> **Records for this exercise**:
=======

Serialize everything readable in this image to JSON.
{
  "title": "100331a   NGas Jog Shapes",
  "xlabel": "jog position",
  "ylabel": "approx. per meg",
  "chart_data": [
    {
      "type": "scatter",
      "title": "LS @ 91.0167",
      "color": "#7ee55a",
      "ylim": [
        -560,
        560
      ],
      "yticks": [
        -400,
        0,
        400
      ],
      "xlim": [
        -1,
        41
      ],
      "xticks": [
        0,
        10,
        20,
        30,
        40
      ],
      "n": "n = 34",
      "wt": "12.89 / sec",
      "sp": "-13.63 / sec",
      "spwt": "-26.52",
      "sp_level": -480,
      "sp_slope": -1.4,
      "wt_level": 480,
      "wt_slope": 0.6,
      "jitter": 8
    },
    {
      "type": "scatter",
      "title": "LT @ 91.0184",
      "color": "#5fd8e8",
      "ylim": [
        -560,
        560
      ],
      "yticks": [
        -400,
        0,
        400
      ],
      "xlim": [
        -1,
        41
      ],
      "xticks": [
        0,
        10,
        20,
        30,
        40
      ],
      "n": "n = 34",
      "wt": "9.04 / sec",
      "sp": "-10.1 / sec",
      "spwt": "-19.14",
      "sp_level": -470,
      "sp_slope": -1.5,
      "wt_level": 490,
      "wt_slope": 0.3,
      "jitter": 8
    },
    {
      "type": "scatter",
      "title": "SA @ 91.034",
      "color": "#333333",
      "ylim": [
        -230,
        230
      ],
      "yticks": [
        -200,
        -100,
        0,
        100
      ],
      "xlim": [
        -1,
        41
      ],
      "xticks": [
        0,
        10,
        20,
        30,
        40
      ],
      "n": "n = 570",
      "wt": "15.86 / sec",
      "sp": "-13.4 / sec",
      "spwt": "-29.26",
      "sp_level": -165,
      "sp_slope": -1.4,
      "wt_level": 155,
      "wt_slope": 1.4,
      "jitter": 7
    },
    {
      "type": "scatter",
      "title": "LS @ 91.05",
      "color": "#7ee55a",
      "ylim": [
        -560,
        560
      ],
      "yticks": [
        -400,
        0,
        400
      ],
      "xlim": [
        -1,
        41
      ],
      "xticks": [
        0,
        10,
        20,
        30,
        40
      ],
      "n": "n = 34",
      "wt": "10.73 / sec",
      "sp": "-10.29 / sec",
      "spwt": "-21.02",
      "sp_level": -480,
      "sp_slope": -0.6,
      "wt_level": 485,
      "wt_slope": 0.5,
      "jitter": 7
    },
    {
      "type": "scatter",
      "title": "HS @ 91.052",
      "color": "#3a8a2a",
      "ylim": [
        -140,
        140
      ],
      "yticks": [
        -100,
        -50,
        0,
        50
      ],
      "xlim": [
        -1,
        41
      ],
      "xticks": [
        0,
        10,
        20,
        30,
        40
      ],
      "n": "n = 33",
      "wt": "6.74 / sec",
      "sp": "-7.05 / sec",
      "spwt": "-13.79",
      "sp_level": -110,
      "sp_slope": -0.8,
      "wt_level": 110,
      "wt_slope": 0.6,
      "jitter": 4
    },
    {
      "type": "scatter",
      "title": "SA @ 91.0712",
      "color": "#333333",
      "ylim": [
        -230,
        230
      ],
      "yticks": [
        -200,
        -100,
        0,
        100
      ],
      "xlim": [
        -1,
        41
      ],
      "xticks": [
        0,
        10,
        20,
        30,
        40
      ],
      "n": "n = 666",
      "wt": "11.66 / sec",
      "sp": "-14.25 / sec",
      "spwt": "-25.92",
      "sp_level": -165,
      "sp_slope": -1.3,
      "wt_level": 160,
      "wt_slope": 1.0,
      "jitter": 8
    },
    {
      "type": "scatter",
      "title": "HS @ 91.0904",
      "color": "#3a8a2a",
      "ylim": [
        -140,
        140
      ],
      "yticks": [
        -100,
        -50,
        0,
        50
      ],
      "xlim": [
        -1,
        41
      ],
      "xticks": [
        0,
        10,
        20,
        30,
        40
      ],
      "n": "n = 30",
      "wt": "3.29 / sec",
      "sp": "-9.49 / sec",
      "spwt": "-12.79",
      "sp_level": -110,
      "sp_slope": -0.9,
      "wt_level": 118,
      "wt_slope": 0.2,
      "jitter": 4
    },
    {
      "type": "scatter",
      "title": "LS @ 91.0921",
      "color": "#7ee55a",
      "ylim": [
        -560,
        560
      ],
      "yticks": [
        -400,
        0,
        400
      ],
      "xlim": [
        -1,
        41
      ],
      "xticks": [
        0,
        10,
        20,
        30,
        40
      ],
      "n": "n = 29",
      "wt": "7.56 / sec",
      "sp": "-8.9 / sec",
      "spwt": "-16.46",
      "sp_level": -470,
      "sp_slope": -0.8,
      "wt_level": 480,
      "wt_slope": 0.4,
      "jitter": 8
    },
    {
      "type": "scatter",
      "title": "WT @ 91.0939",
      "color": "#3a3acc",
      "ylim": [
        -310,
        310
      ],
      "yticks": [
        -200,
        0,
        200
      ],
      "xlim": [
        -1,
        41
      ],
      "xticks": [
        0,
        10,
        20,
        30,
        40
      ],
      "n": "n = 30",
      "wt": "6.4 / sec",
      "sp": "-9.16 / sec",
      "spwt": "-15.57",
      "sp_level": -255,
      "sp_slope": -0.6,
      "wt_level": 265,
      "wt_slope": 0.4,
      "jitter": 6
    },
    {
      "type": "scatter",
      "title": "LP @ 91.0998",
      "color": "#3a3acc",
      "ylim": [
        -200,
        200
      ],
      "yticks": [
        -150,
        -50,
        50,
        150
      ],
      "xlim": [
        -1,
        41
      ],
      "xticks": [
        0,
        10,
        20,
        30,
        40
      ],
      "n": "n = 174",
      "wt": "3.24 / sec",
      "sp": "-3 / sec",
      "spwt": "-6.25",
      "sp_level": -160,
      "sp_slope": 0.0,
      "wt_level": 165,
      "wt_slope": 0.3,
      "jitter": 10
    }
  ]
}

=======

> **Your goal**: Your answer should be a single number: the count of lines in the entries that contain the word "spwt".

> **Correct output**: 10